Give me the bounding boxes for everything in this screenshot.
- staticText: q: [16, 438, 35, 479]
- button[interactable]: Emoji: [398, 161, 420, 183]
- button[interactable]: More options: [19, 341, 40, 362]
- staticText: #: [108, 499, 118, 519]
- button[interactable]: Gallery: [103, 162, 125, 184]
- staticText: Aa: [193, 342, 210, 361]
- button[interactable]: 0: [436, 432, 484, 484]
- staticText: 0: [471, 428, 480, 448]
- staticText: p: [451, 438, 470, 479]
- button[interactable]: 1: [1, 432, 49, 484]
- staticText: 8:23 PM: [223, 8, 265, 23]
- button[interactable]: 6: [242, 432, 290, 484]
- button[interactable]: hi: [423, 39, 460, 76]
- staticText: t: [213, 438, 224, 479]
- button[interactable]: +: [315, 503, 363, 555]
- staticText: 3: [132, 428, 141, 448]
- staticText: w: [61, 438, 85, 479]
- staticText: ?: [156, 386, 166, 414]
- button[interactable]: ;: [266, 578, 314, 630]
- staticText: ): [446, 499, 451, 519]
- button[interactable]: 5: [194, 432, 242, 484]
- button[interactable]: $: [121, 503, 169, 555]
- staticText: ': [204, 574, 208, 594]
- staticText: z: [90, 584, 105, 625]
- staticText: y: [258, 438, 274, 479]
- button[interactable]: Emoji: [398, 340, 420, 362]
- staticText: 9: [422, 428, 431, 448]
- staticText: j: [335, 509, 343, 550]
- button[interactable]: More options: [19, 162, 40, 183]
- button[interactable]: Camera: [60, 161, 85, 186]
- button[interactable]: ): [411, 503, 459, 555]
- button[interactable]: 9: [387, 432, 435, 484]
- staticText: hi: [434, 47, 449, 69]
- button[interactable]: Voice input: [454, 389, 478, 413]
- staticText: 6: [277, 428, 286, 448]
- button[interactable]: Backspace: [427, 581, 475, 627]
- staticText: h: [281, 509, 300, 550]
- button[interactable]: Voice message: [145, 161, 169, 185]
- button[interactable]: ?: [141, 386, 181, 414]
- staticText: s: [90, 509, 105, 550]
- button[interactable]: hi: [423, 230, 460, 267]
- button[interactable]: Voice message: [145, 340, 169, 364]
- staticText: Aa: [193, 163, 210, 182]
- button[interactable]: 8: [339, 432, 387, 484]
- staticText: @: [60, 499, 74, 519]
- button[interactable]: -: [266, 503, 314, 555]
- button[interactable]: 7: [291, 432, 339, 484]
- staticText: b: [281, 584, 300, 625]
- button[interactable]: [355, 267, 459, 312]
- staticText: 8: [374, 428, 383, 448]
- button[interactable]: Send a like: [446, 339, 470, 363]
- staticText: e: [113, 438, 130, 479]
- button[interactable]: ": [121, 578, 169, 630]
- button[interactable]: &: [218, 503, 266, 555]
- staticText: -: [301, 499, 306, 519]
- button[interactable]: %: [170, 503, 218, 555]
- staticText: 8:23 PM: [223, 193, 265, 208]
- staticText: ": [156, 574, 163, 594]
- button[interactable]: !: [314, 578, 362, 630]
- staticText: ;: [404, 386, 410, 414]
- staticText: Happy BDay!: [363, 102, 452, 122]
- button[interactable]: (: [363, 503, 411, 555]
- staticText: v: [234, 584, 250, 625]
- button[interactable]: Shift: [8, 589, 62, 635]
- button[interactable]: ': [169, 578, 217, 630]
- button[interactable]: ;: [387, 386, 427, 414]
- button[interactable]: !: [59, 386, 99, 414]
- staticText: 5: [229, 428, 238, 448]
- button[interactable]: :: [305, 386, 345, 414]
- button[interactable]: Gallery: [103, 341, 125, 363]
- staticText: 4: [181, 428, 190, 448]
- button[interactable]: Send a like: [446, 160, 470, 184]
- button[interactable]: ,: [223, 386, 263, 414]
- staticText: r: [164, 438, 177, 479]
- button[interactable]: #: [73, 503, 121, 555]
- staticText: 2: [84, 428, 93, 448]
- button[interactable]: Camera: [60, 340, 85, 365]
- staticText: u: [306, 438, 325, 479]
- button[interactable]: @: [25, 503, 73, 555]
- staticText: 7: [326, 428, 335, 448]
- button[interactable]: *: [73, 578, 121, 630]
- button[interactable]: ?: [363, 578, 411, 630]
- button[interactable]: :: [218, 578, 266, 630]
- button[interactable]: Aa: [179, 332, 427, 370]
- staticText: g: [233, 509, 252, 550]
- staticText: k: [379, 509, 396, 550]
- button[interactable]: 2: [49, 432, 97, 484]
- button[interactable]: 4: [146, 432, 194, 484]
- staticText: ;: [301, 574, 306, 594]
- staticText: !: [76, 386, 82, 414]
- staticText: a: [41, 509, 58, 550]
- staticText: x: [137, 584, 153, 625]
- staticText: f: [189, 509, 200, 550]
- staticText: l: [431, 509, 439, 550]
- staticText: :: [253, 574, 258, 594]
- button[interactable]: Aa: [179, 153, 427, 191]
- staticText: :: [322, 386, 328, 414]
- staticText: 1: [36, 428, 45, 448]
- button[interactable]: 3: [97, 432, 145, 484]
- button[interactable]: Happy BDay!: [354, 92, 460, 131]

▶ [WHAT YOU WILL DO] Reproduce all of the items above line for line, with no changes.

▶ [EXERCISE RESPONSE]
Give me the bounding boxes for everything in this screenshot.
- staticText: q: [16, 438, 35, 479]
- button[interactable]: Emoji: [398, 161, 420, 183]
- button[interactable]: More options: [19, 341, 40, 362]
- staticText: #: [108, 499, 118, 519]
- button[interactable]: Gallery: [103, 162, 125, 184]
- staticText: Aa: [193, 342, 210, 361]
- button[interactable]: 0: [436, 432, 484, 484]
- staticText: 0: [471, 428, 480, 448]
- staticText: p: [451, 438, 470, 479]
- button[interactable]: 1: [1, 432, 49, 484]
- staticText: 8:23 PM: [223, 8, 265, 23]
- button[interactable]: 6: [242, 432, 290, 484]
- button[interactable]: hi: [423, 39, 460, 76]
- staticText: t: [213, 438, 224, 479]
- button[interactable]: +: [315, 503, 363, 555]
- staticText: 3: [132, 428, 141, 448]
- staticText: w: [61, 438, 85, 479]
- staticText: ?: [156, 386, 166, 414]
- button[interactable]: ;: [266, 578, 314, 630]
- staticText: ): [446, 499, 451, 519]
- button[interactable]: 5: [194, 432, 242, 484]
- button[interactable]: $: [121, 503, 169, 555]
- staticText: ': [204, 574, 208, 594]
- staticText: z: [90, 584, 105, 625]
- staticText: y: [258, 438, 274, 479]
- button[interactable]: Emoji: [398, 340, 420, 362]
- staticText: 9: [422, 428, 431, 448]
- staticText: j: [335, 509, 343, 550]
- button[interactable]: More options: [19, 162, 40, 183]
- button[interactable]: Camera: [60, 161, 85, 186]
- button[interactable]: ): [411, 503, 459, 555]
- button[interactable]: 9: [387, 432, 435, 484]
- staticText: hi: [434, 47, 449, 69]
- button[interactable]: Voice input: [454, 389, 478, 413]
- staticText: 6: [277, 428, 286, 448]
- button[interactable]: Backspace: [427, 581, 475, 627]
- staticText: h: [281, 509, 300, 550]
- button[interactable]: Voice message: [145, 161, 169, 185]
- button[interactable]: ?: [141, 386, 181, 414]
- staticText: s: [90, 509, 105, 550]
- button[interactable]: hi: [423, 230, 460, 267]
- button[interactable]: Voice message: [145, 340, 169, 364]
- staticText: Aa: [193, 163, 210, 182]
- button[interactable]: 8: [339, 432, 387, 484]
- staticText: @: [60, 499, 74, 519]
- button[interactable]: -: [266, 503, 314, 555]
- button[interactable]: 7: [291, 432, 339, 484]
- staticText: b: [281, 584, 300, 625]
- button[interactable]: [355, 267, 459, 312]
- staticText: 8: [374, 428, 383, 448]
- button[interactable]: Send a like: [446, 339, 470, 363]
- staticText: e: [113, 438, 130, 479]
- button[interactable]: ": [121, 578, 169, 630]
- button[interactable]: &: [218, 503, 266, 555]
- staticText: -: [301, 499, 306, 519]
- button[interactable]: %: [170, 503, 218, 555]
- staticText: 8:23 PM: [223, 193, 265, 208]
- staticText: ": [156, 574, 163, 594]
- button[interactable]: !: [314, 578, 362, 630]
- staticText: ;: [404, 386, 410, 414]
- staticText: Happy BDay!: [363, 102, 452, 122]
- button[interactable]: (: [363, 503, 411, 555]
- staticText: v: [234, 584, 250, 625]
- button[interactable]: Shift: [8, 589, 62, 635]
- button[interactable]: ': [169, 578, 217, 630]
- button[interactable]: ;: [387, 386, 427, 414]
- button[interactable]: !: [59, 386, 99, 414]
- staticText: 5: [229, 428, 238, 448]
- button[interactable]: :: [305, 386, 345, 414]
- button[interactable]: Gallery: [103, 341, 125, 363]
- staticText: 4: [181, 428, 190, 448]
- button[interactable]: Send a like: [446, 160, 470, 184]
- button[interactable]: ,: [223, 386, 263, 414]
- staticText: r: [164, 438, 177, 479]
- button[interactable]: #: [73, 503, 121, 555]
- staticText: 2: [84, 428, 93, 448]
- button[interactable]: Camera: [60, 340, 85, 365]
- staticText: u: [306, 438, 325, 479]
- button[interactable]: @: [25, 503, 73, 555]
- staticText: 7: [326, 428, 335, 448]
- button[interactable]: *: [73, 578, 121, 630]
- button[interactable]: ?: [363, 578, 411, 630]
- button[interactable]: :: [218, 578, 266, 630]
- button[interactable]: Aa: [179, 332, 427, 370]
- staticText: g: [233, 509, 252, 550]
- staticText: k: [379, 509, 396, 550]
- button[interactable]: 2: [49, 432, 97, 484]
- button[interactable]: 4: [146, 432, 194, 484]
- staticText: ;: [301, 574, 306, 594]
- staticText: !: [76, 386, 82, 414]
- staticText: a: [41, 509, 58, 550]
- staticText: x: [137, 584, 153, 625]
- staticText: f: [189, 509, 200, 550]
- staticText: l: [431, 509, 439, 550]
- staticText: :: [253, 574, 258, 594]
- button[interactable]: Aa: [179, 153, 427, 191]
- staticText: :: [322, 386, 328, 414]
- staticText: 1: [36, 428, 45, 448]
- button[interactable]: 3: [97, 432, 145, 484]
- button[interactable]: Happy BDay!: [354, 92, 460, 131]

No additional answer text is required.